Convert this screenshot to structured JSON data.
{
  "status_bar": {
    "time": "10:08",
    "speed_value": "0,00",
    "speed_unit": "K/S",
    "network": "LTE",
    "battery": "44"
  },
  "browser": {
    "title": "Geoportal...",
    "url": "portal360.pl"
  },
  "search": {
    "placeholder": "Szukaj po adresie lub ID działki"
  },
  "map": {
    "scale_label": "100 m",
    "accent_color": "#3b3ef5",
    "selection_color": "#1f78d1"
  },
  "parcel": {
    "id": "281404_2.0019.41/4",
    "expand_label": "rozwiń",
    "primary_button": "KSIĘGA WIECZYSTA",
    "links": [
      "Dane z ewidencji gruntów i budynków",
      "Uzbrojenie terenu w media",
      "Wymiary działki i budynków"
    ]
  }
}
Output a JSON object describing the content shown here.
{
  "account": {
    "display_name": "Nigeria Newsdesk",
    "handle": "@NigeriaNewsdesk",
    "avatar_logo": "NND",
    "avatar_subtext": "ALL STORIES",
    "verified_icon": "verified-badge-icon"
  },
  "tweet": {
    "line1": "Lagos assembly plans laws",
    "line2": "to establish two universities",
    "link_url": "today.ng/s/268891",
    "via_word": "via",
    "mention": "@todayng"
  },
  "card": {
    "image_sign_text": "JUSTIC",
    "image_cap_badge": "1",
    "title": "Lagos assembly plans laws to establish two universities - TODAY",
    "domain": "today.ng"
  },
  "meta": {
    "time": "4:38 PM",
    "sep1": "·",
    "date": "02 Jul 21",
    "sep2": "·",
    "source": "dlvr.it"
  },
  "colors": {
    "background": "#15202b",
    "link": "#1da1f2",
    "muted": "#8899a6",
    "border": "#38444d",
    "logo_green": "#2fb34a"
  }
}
────────────────────────────────────────
__WRITTEN REQUEST__
Print the records above in full, exactly.

__OUTPUT FOR THIS EXERCISE__
Convert this screenshot to structured JSON data.
{
  "status_bar": {
    "time": "10:08",
    "speed_value": "0,00",
    "speed_unit": "K/S",
    "network": "LTE",
    "battery": "44"
  },
  "browser": {
    "title": "Geoportal...",
    "url": "portal360.pl"
  },
  "search": {
    "placeholder": "Szukaj po adresie lub ID działki"
  },
  "map": {
    "scale_label": "100 m",
    "accent_color": "#3b3ef5",
    "selection_color": "#1f78d1"
  },
  "parcel": {
    "id": "281404_2.0019.41/4",
    "expand_label": "rozwiń",
    "primary_button": "KSIĘGA WIECZYSTA",
    "links": [
      "Dane z ewidencji gruntów i budynków",
      "Uzbrojenie terenu w media",
      "Wymiary działki i budynków"
    ]
  }
}
Output a JSON object describing the content shown here.
{
  "account": {
    "display_name": "Nigeria Newsdesk",
    "handle": "@NigeriaNewsdesk",
    "avatar_logo": "NND",
    "avatar_subtext": "ALL STORIES",
    "verified_icon": "verified-badge-icon"
  },
  "tweet": {
    "line1": "Lagos assembly plans laws",
    "line2": "to establish two universities",
    "link_url": "today.ng/s/268891",
    "via_word": "via",
    "mention": "@todayng"
  },
  "card": {
    "image_sign_text": "JUSTIC",
    "image_cap_badge": "1",
    "title": "Lagos assembly plans laws to establish two universities - TODAY",
    "domain": "today.ng"
  },
  "meta": {
    "time": "4:38 PM",
    "sep1": "·",
    "date": "02 Jul 21",
    "sep2": "·",
    "source": "dlvr.it"
  },
  "colors": {
    "background": "#15202b",
    "link": "#1da1f2",
    "muted": "#8899a6",
    "border": "#38444d",
    "logo_green": "#2fb34a"
  }
}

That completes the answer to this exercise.